Texto proporcionado
La farsa trágica del Chapo

Por Patrick Radden Keefe

Publicado el 11 de enero de 2016 en The New Yorker

En mayo de 2014, recibí una oferta inusual. Recién había publicado un extenso artículo: “La casa del Chapo”, sobre la carrera criminal –y la eventual captura–, del barón de la droga prófugo, Joaquín Guzman Loera. El artículo atrajo la atención de la prensa mexicana y un día, abrí mi correo electrónico y encontré un mensaje del abogado que representaba a la familia Guzmán. Me hizo una propuesta seductora: el Chapo estaba listo para escribir sus memorias, ¿estaría interesado en colaborar?

En aquel momento, había escrito dos artículos sobre Guzmán –el primero fue sobre el modelo de negocios de su cartel–; además dediqué varios días a entrevistar antiguos empleados del cártel del Pacífico, así como a los agentes que le habían perseguido. Sin embargo, aquello era una oportunidad de escuchar la historia de Guzmán en sus propias palabras.

Registros para procesar
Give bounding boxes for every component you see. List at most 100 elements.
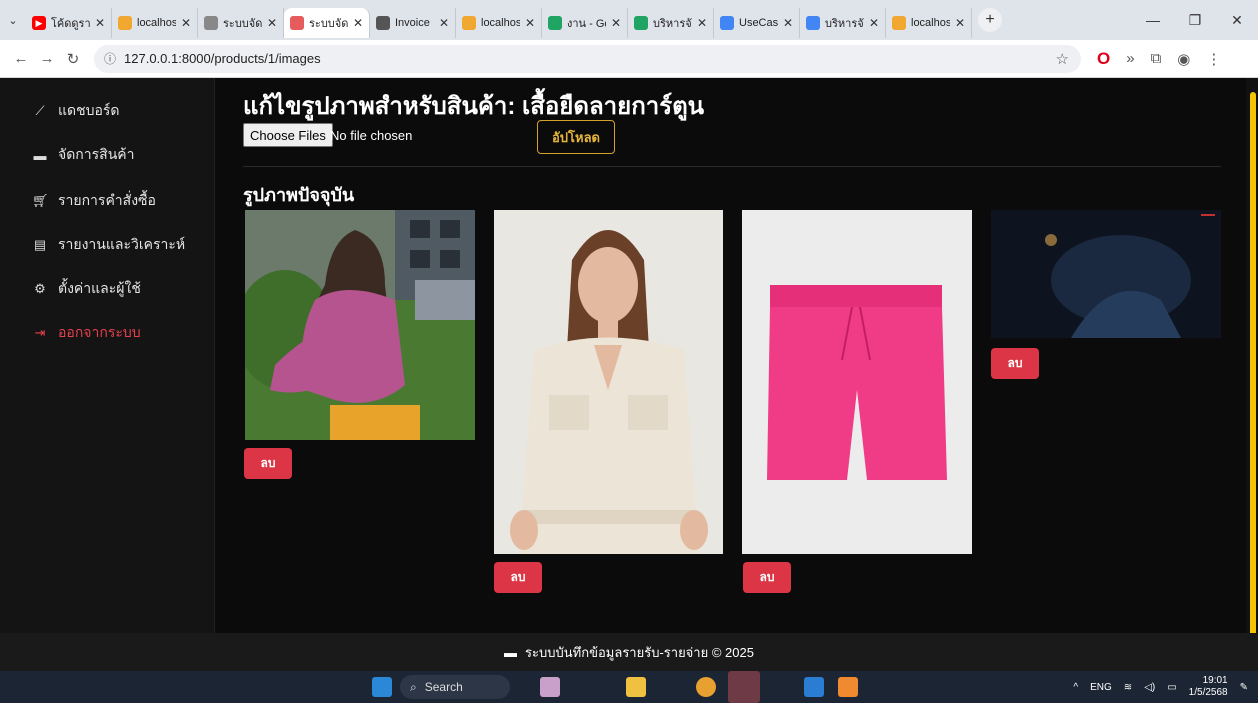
volume-icon[interactable]: ◁)	[1144, 682, 1155, 693]
scrollbar-thumb[interactable]	[1250, 92, 1256, 652]
extensions-area: O » ⧉ ◉ ⋮	[1097, 49, 1221, 69]
logout-icon: ⇥	[34, 325, 46, 340]
site-info-icon[interactable]: ⓘ	[104, 50, 116, 67]
browser-tab[interactable]: UseCase✕	[714, 8, 800, 38]
system-tray: ^ ENG ≋ ◁) ▭ 19:01 1/5/2568 ✎	[1073, 671, 1248, 703]
sidebar-item-settings[interactable]: ⚙ ตั้งค่าและผู้ใช้	[32, 278, 141, 300]
widget-icon[interactable]	[540, 677, 560, 697]
delete-image-2-button[interactable]: ลบ	[494, 562, 542, 593]
upload-button[interactable]: อัปโหลด	[537, 120, 615, 154]
bar-chart-icon: ▤	[33, 237, 47, 252]
choose-files-button[interactable]: Choose Files	[243, 123, 333, 147]
main-content: แก้ไขรูปภาพสำหรับสินค้า: เสื้อยืดลายการ์…	[215, 78, 1246, 633]
footer-text: ระบบบันทึกข้อมูลรายรับ-รายจ่าย © 2025	[525, 644, 754, 660]
close-tab-icon[interactable]: ✕	[353, 16, 363, 30]
sidebar-item-orders[interactable]: 🛒︎ รายการคำสั่งซื้อ	[32, 190, 156, 212]
close-tab-icon[interactable]: ✕	[181, 16, 191, 30]
chevron-up-icon[interactable]: ^	[1073, 682, 1078, 693]
close-tab-icon[interactable]: ✕	[525, 16, 535, 30]
close-window-icon[interactable]: ✕	[1216, 0, 1258, 40]
section-title: รูปภาพปัจจุบัน	[243, 185, 355, 205]
window-controls: — ❐ ✕	[1132, 0, 1258, 40]
drive-icon	[548, 16, 562, 30]
delete-image-4-button[interactable]: ลบ	[991, 348, 1039, 379]
divider	[243, 166, 1221, 167]
browser-tab-bar: ⌄ ▶โค้ดดูรายได้✕ localhost✕ ระบบจัดการ✕ …	[0, 0, 1258, 40]
browser-tab[interactable]: localhost✕	[112, 8, 198, 38]
url-input[interactable]: ⓘ 127.0.0.1:8000/products/1/images ☆	[94, 44, 1081, 73]
opera-icon[interactable]: O	[1097, 49, 1110, 69]
close-tab-icon[interactable]: ✕	[439, 16, 449, 30]
delete-image-3-button[interactable]: ลบ	[743, 562, 791, 593]
tab-search-dropdown[interactable]: ⌄	[0, 0, 26, 40]
product-image-4	[991, 210, 1221, 338]
menu-icon[interactable]: ⋮	[1206, 50, 1221, 68]
close-tab-icon[interactable]: ✕	[267, 16, 277, 30]
restore-icon[interactable]: ❐	[1174, 0, 1216, 40]
xampp-icon	[118, 16, 132, 30]
chevron-right-icon[interactable]: »	[1126, 50, 1134, 67]
cart-icon: 🛒︎	[32, 193, 49, 208]
browser-tab[interactable]: งาน - Go✕	[542, 8, 628, 38]
taskbar: ⌕ Search ^ ENG ≋ ◁) ▭ 19:01 1/5/2568 ✎	[0, 671, 1258, 703]
sidebar-item-products[interactable]: ▬ จัดการสินค้า	[32, 144, 135, 166]
new-tab-button[interactable]: +	[978, 8, 1002, 32]
browser-tab[interactable]: บริหารจัดการ✕	[628, 8, 714, 38]
browser-tab-active[interactable]: ระบบจัดการ✕	[284, 8, 370, 38]
youtube-icon: ▶	[32, 16, 46, 30]
sidebar-item-reports[interactable]: ▤ รายงานและวิเคราะห์	[32, 234, 185, 256]
extensions-icon[interactable]: ⧉	[1151, 50, 1162, 67]
page-title: แก้ไขรูปภาพสำหรับสินค้า: เสื้อยืดลายการ์…	[243, 93, 705, 120]
search-icon: ⌕	[410, 679, 417, 694]
file-explorer-icon[interactable]	[626, 677, 646, 697]
bookmark-star-icon[interactable]: ☆	[1056, 50, 1069, 68]
box-icon: ▬	[33, 147, 47, 163]
notification-icon[interactable]: ✎	[1240, 682, 1248, 693]
battery-icon[interactable]: ▭	[1167, 682, 1176, 693]
vscode-icon[interactable]	[804, 677, 824, 697]
sidebar-item-logout[interactable]: ⇥ ออกจากระบบ	[32, 322, 141, 344]
globe-icon	[376, 16, 390, 30]
close-tab-icon[interactable]: ✕	[95, 16, 105, 30]
browser-tab[interactable]: บริหารจัดการ✕	[800, 8, 886, 38]
profile-icon[interactable]: ◉	[1177, 50, 1190, 68]
browser-tab[interactable]: localhost✕	[886, 8, 972, 38]
app-icon[interactable]	[728, 671, 760, 703]
close-tab-icon[interactable]: ✕	[955, 16, 965, 30]
clock[interactable]: 19:01 1/5/2568	[1189, 675, 1228, 699]
close-tab-icon[interactable]: ✕	[611, 16, 621, 30]
chart-line-icon: ⟋	[35, 103, 45, 118]
minimize-icon[interactable]: —	[1132, 0, 1174, 40]
docs-icon	[806, 16, 820, 30]
browser-tab[interactable]: localhost✕	[456, 8, 542, 38]
forward-icon[interactable]: →	[34, 50, 60, 67]
close-tab-icon[interactable]: ✕	[783, 16, 793, 30]
xampp-icon[interactable]	[838, 677, 858, 697]
wifi-icon[interactable]: ≋	[1124, 682, 1132, 693]
reload-icon[interactable]: ↻	[60, 50, 86, 68]
xampp-icon	[892, 16, 906, 30]
product-image-1	[245, 210, 475, 440]
url-text: 127.0.0.1:8000/products/1/images	[124, 51, 321, 66]
gears-icon: ⚙	[34, 281, 46, 296]
browser-tab[interactable]: ระบบจัดการ✕	[198, 8, 284, 38]
app-body: ⟋ แดชบอร์ด ▬ จัดการสินค้า 🛒︎ รายการคำสั่งซื…	[0, 78, 1258, 652]
browser-tab[interactable]: ▶โค้ดดูรายได้✕	[26, 8, 112, 38]
chrome-icon[interactable]	[696, 677, 716, 697]
sidebar-item-dashboard[interactable]: ⟋ แดชบอร์ด	[32, 100, 119, 122]
browser-tab[interactable]: Invoice ✕	[370, 8, 456, 38]
laravel-icon	[290, 16, 304, 30]
address-bar: ← → ↻ ⓘ 127.0.0.1:8000/products/1/images…	[0, 40, 1258, 78]
product-image-2	[494, 210, 723, 554]
taskbar-search[interactable]: ⌕ Search	[400, 675, 510, 699]
sidebar: ⟋ แดชบอร์ด ▬ จัดการสินค้า 🛒︎ รายการคำสั่งซื…	[0, 78, 215, 633]
language-indicator[interactable]: ENG	[1090, 682, 1112, 693]
file-status: No file chosen	[330, 128, 413, 143]
scrollbar[interactable]	[1246, 78, 1258, 652]
windows-start-icon[interactable]	[372, 677, 392, 697]
back-icon[interactable]: ←	[8, 50, 34, 67]
close-tab-icon[interactable]: ✕	[697, 16, 707, 30]
delete-image-1-button[interactable]: ลบ	[244, 448, 292, 479]
docs-icon	[720, 16, 734, 30]
close-tab-icon[interactable]: ✕	[869, 16, 879, 30]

Solicitud 1
En el texto sobre el Chapo, ¿quién envió el mensaje con la propuesta de colaborar en sus memorias?
Solicitud 2
Indica cuántas líneas de los registros contienen la cadena "รายได", distinguiendo entre mayúsculas y minúsculas. Da solo el número.

Respuesta 1
El abogado que representaba a la familia Guzmán.

Respuesta 2
2